• _Data provided_

○ ○ ○ ○ ○ ○ ○

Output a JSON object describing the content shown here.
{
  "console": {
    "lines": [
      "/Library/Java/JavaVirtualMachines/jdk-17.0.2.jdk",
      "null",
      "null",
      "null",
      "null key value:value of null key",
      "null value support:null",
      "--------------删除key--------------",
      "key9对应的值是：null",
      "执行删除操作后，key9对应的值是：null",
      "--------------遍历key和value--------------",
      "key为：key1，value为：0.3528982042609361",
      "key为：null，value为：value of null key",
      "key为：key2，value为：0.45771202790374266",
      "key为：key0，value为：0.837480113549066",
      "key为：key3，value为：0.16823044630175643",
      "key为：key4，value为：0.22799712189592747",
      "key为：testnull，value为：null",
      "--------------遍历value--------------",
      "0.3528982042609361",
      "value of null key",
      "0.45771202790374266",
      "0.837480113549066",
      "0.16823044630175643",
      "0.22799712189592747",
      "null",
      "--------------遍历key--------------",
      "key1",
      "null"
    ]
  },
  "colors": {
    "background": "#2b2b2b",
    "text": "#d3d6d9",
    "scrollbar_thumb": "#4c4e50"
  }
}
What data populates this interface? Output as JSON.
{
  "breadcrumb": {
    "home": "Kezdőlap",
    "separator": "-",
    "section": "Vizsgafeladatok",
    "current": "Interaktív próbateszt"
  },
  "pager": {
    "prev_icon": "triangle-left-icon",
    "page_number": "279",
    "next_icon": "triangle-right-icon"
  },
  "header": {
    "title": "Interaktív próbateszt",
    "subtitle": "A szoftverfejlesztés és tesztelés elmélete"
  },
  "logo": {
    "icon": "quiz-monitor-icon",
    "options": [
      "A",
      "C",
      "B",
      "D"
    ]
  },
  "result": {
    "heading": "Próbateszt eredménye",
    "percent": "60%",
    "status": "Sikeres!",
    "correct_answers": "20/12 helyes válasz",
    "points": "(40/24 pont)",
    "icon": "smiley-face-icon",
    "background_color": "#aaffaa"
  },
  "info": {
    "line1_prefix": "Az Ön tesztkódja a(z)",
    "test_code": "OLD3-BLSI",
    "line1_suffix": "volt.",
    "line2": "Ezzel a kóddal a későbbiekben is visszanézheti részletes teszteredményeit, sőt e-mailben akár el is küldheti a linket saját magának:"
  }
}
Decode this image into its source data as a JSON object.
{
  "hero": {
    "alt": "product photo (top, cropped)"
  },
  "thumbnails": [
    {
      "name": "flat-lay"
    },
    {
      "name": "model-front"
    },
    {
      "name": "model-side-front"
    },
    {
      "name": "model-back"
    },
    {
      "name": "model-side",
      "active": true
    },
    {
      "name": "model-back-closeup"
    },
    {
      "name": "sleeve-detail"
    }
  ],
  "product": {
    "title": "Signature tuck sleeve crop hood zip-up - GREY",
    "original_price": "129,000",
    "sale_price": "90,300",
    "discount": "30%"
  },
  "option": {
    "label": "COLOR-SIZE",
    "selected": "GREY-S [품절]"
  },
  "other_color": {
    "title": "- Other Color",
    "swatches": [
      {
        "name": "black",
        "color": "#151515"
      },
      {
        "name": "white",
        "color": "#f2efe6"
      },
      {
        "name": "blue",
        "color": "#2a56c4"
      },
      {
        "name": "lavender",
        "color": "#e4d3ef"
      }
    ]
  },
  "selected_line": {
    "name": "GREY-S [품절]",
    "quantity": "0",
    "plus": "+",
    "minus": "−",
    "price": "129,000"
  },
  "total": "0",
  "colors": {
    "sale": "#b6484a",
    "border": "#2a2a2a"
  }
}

○ ○ ○ ○ ○ ○ ○

• _What is required_
Write every line of the material above again, exactly.

• _Exercise result_
Output a JSON object describing the content shown here.
{
  "console": {
    "lines": [
      "/Library/Java/JavaVirtualMachines/jdk-17.0.2.jdk",
      "null",
      "null",
      "null",
      "null key value:value of null key",
      "null value support:null",
      "--------------删除key--------------",
      "key9对应的值是：null",
      "执行删除操作后，key9对应的值是：null",
      "--------------遍历key和value--------------",
      "key为：key1，value为：0.3528982042609361",
      "key为：null，value为：value of null key",
      "key为：key2，value为：0.45771202790374266",
      "key为：key0，value为：0.837480113549066",
      "key为：key3，value为：0.16823044630175643",
      "key为：key4，value为：0.22799712189592747",
      "key为：testnull，value为：null",
      "--------------遍历value--------------",
      "0.3528982042609361",
      "value of null key",
      "0.45771202790374266",
      "0.837480113549066",
      "0.16823044630175643",
      "0.22799712189592747",
      "null",
      "--------------遍历key--------------",
      "key1",
      "null"
    ]
  },
  "colors": {
    "background": "#2b2b2b",
    "text": "#d3d6d9",
    "scrollbar_thumb": "#4c4e50"
  }
}
What data populates this interface? Output as JSON.
{
  "breadcrumb": {
    "home": "Kezdőlap",
    "separator": "-",
    "section": "Vizsgafeladatok",
    "current": "Interaktív próbateszt"
  },
  "pager": {
    "prev_icon": "triangle-left-icon",
    "page_number": "279",
    "next_icon": "triangle-right-icon"
  },
  "header": {
    "title": "Interaktív próbateszt",
    "subtitle": "A szoftverfejlesztés és tesztelés elmélete"
  },
  "logo": {
    "icon": "quiz-monitor-icon",
    "options": [
      "A",
      "C",
      "B",
      "D"
    ]
  },
  "result": {
    "heading": "Próbateszt eredménye",
    "percent": "60%",
    "status": "Sikeres!",
    "correct_answers": "20/12 helyes válasz",
    "points": "(40/24 pont)",
    "icon": "smiley-face-icon",
    "background_color": "#aaffaa"
  },
  "info": {
    "line1_prefix": "Az Ön tesztkódja a(z)",
    "test_code": "OLD3-BLSI",
    "line1_suffix": "volt.",
    "line2": "Ezzel a kóddal a későbbiekben is visszanézheti részletes teszteredményeit, sőt e-mailben akár el is küldheti a linket saját magának:"
  }
}
Decode this image into its source data as a JSON object.
{
  "hero": {
    "alt": "product photo (top, cropped)"
  },
  "thumbnails": [
    {
      "name": "flat-lay"
    },
    {
      "name": "model-front"
    },
    {
      "name": "model-side-front"
    },
    {
      "name": "model-back"
    },
    {
      "name": "model-side",
      "active": true
    },
    {
      "name": "model-back-closeup"
    },
    {
      "name": "sleeve-detail"
    }
  ],
  "product": {
    "title": "Signature tuck sleeve crop hood zip-up - GREY",
    "original_price": "129,000",
    "sale_price": "90,300",
    "discount": "30%"
  },
  "option": {
    "label": "COLOR-SIZE",
    "selected": "GREY-S [품절]"
  },
  "other_color": {
    "title": "- Other Color",
    "swatches": [
      {
        "name": "black",
        "color": "#151515"
      },
      {
        "name": "white",
        "color": "#f2efe6"
      },
      {
        "name": "blue",
        "color": "#2a56c4"
      },
      {
        "name": "lavender",
        "color": "#e4d3ef"
      }
    ]
  },
  "selected_line": {
    "name": "GREY-S [품절]",
    "quantity": "0",
    "plus": "+",
    "minus": "−",
    "price": "129,000"
  },
  "total": "0",
  "colors": {
    "sale": "#b6484a",
    "border": "#2a2a2a"
  }
}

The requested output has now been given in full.